Text –
#####

Decamel and the Colossal Cave
One thing I've noticed, when working in languages sufficiently introspective that you can access names of functions, is that any large enough system ends up implementing a decamel method.
Basically it takes a string, being a method or class name, which (due to limitations language design though based in the days when the only way you'd get timely parsing on the available hardware was to use recursive descent) is MadeOfSeveralWordsUsingCapitalsToIndicateBreaks and break it apart for user presentation.
Normally it's the text of a menu that's late bound to a function call, or the default label of an entity type on the palette of a modelling tool. I've also used it with a unit test framework that output the test names and results in an XML file, and with the magic of Ant, Saxon and FOP presented a properly formatted PDF automated test report for my line manager.
There's an example of an OSS tool on code_poet of it being used for documenting unit tests (though his 'self describing system' label is more than a little off mark - labelling a unit test 'Dog walks when you kick it' doesn't guarantee that the test has anything to do with the label; and as the fact that both his labels are present simple but the test for barking is past perfect and for walking is present progressive indicates, even giving a long, meaningful label doesn't guarantee to uncover the underlying assumptions that make creating good unit tests tricky).
Now, that stuff is very easy, and a very powerful tool for creating agile applications (you don't want a thousand anonymous ActionListeners cluttering up your code - even if they're generated by your IDE, it's all hardwired and a pain to maintain), and maybe a help for readable unit tests.

#####

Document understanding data
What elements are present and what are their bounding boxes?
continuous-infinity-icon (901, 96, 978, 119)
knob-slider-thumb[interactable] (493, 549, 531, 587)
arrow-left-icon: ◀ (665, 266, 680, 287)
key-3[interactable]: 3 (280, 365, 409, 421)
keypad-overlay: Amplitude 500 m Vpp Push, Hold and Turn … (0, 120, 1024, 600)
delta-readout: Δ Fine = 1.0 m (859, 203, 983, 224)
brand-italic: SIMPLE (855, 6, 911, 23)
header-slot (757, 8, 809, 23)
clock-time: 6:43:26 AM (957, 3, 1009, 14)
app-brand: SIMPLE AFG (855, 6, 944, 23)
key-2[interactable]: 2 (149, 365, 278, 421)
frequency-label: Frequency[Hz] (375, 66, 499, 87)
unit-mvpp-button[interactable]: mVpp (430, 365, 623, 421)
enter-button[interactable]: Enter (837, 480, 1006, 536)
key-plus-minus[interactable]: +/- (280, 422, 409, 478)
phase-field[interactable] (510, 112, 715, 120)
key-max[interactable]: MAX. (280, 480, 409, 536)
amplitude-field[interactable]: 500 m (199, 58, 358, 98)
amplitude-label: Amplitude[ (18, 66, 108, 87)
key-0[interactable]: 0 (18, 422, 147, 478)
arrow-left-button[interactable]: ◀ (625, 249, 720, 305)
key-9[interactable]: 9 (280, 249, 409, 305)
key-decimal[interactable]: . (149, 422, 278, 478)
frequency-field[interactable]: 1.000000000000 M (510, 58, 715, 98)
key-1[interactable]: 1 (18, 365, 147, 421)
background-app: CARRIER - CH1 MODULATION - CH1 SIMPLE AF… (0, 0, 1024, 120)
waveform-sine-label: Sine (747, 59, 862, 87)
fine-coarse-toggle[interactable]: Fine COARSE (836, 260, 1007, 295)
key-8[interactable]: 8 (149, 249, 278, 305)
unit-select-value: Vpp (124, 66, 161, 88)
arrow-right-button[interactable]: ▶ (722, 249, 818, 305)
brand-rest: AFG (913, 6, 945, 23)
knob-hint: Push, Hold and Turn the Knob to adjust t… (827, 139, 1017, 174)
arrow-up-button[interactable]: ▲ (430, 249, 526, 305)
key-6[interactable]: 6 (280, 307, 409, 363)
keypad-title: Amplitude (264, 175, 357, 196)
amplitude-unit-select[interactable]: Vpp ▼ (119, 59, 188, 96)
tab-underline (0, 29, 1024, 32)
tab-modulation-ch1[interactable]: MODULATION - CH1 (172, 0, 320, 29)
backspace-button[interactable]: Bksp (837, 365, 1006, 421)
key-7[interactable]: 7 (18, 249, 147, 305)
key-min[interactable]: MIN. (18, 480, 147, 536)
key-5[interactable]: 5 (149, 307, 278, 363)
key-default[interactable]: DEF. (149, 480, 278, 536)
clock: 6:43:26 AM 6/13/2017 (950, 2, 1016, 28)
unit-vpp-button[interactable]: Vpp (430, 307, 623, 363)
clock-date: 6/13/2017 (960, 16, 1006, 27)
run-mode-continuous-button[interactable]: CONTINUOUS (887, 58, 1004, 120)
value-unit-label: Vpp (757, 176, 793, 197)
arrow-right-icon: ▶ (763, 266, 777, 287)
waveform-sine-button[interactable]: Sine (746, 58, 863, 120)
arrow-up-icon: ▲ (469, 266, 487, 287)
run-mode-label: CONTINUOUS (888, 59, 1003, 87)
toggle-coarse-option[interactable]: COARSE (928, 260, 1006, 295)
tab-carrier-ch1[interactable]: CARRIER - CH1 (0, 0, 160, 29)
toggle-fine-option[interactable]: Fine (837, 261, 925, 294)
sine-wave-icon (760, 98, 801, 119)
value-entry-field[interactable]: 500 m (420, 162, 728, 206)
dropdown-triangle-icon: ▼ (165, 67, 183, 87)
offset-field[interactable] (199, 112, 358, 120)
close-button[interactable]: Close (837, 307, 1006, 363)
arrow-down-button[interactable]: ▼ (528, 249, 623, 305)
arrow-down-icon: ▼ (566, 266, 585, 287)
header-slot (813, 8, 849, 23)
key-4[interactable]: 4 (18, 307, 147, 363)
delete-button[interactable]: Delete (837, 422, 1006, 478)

#####

Activities –
1/ In the text about decamel methods, what kind of file did the unit test framework write the test names and results to?
2/ Carry the text about decamel methods forward from its last sentence.

Exercise answers –
1/ An XML file.

2/
Something else on my radar, this time via decafbad but also now on LtU, is Inform7, which is creating a bit of a buzz.
Now I've known about controlled English systems such CLCE and ACE, both of which are general purpose mappings of a subset of natural language onto first order logic, and given effort you can create a model that can be transformed into running code. But it seems that the generalness of the AI originated systems gets in the way - or maybe I'm just too lazy to dig into them far enough to get a return on my effort.
It's also true that both CLCE and ACE have been used to create running code for systems specified in natural language, but in my experience there are always problems with general purpose code generators (not that I'm saying anything of the quality of those projects in particular).
So instead of applying the full systems to the general case, what happens if you add a simple adventure game style parser to the decamelled code? Can you generate unit tests like that, or do you need the full linguistic systems to get the assumptions about tense correct?